THE RECORDS
■ ■ ■ ■
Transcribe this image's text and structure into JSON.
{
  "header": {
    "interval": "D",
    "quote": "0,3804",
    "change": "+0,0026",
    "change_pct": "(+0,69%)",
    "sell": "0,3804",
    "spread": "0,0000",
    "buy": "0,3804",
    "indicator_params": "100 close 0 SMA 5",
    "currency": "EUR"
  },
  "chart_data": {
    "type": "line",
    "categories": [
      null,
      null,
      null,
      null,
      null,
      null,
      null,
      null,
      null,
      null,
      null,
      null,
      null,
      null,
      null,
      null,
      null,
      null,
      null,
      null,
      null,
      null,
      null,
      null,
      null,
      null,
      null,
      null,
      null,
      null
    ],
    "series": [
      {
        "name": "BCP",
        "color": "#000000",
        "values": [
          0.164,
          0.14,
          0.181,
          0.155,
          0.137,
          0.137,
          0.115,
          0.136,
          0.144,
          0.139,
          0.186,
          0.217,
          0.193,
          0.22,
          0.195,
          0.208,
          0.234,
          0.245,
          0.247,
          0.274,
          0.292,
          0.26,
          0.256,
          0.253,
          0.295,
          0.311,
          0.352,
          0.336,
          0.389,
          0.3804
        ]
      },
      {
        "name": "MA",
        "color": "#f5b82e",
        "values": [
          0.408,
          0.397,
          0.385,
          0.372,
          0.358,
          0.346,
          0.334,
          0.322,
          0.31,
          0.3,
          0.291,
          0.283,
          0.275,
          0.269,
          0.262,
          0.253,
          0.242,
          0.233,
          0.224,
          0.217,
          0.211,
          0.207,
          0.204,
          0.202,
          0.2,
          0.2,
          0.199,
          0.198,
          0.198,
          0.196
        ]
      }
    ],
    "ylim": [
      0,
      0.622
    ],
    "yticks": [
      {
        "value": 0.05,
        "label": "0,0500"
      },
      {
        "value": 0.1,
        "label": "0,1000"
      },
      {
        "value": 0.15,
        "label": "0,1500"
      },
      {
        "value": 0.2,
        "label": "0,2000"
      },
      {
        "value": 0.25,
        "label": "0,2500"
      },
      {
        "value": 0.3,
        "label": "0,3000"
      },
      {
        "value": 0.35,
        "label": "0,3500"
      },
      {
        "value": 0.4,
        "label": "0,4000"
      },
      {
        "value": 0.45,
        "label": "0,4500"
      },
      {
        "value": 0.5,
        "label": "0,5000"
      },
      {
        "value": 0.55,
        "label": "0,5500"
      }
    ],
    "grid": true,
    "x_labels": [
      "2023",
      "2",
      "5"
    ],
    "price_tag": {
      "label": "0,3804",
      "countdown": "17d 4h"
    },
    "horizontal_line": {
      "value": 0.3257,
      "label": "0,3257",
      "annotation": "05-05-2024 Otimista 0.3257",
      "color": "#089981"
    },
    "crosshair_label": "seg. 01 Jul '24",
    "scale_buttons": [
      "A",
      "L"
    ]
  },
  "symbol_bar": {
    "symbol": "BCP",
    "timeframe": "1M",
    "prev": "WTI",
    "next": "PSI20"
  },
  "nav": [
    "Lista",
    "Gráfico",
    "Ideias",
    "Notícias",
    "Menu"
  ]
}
■ ■ ■ ■
EXERCISE REQUIREMENTS
Your task is to repeat the data exactly; please include every line.

TASK OUTPUT
Transcribe this image's text and structure into JSON.
{
  "header": {
    "interval": "D",
    "quote": "0,3804",
    "change": "+0,0026",
    "change_pct": "(+0,69%)",
    "sell": "0,3804",
    "spread": "0,0000",
    "buy": "0,3804",
    "indicator_params": "100 close 0 SMA 5",
    "currency": "EUR"
  },
  "chart_data": {
    "type": "line",
    "categories": [
      null,
      null,
      null,
      null,
      null,
      null,
      null,
      null,
      null,
      null,
      null,
      null,
      null,
      null,
      null,
      null,
      null,
      null,
      null,
      null,
      null,
      null,
      null,
      null,
      null,
      null,
      null,
      null,
      null,
      null
    ],
    "series": [
      {
        "name": "BCP",
        "color": "#000000",
        "values": [
          0.164,
          0.14,
          0.181,
          0.155,
          0.137,
          0.137,
          0.115,
          0.136,
          0.144,
          0.139,
          0.186,
          0.217,
          0.193,
          0.22,
          0.195,
          0.208,
          0.234,
          0.245,
          0.247,
          0.274,
          0.292,
          0.26,
          0.256,
          0.253,
          0.295,
          0.311,
          0.352,
          0.336,
          0.389,
          0.3804
        ]
      },
      {
        "name": "MA",
        "color": "#f5b82e",
        "values": [
          0.408,
          0.397,
          0.385,
          0.372,
          0.358,
          0.346,
          0.334,
          0.322,
          0.31,
          0.3,
          0.291,
          0.283,
          0.275,
          0.269,
          0.262,
          0.253,
          0.242,
          0.233,
          0.224,
          0.217,
          0.211,
          0.207,
          0.204,
          0.202,
          0.2,
          0.2,
          0.199,
          0.198,
          0.198,
          0.196
        ]
      }
    ],
    "ylim": [
      0,
      0.622
    ],
    "yticks": [
      {
        "value": 0.05,
        "label": "0,0500"
      },
      {
        "value": 0.1,
        "label": "0,1000"
      },
      {
        "value": 0.15,
        "label": "0,1500"
      },
      {
        "value": 0.2,
        "label": "0,2000"
      },
      {
        "value": 0.25,
        "label": "0,2500"
      },
      {
        "value": 0.3,
        "label": "0,3000"
      },
      {
        "value": 0.35,
        "label": "0,3500"
      },
      {
        "value": 0.4,
        "label": "0,4000"
      },
      {
        "value": 0.45,
        "label": "0,4500"
      },
      {
        "value": 0.5,
        "label": "0,5000"
      },
      {
        "value": 0.55,
        "label": "0,5500"
      }
    ],
    "grid": true,
    "x_labels": [
      "2023",
      "2",
      "5"
    ],
    "price_tag": {
      "label": "0,3804",
      "countdown": "17d 4h"
    },
    "horizontal_line": {
      "value": 0.3257,
      "label": "0,3257",
      "annotation": "05-05-2024 Otimista 0.3257",
      "color": "#089981"
    },
    "crosshair_label": "seg. 01 Jul '24",
    "scale_buttons": [
      "A",
      "L"
    ]
  },
  "symbol_bar": {
    "symbol": "BCP",
    "timeframe": "1M",
    "prev": "WTI",
    "next": "PSI20"
  },
  "nav": [
    "Lista",
    "Gráfico",
    "Ideias",
    "Notícias",
    "Menu"
  ]
}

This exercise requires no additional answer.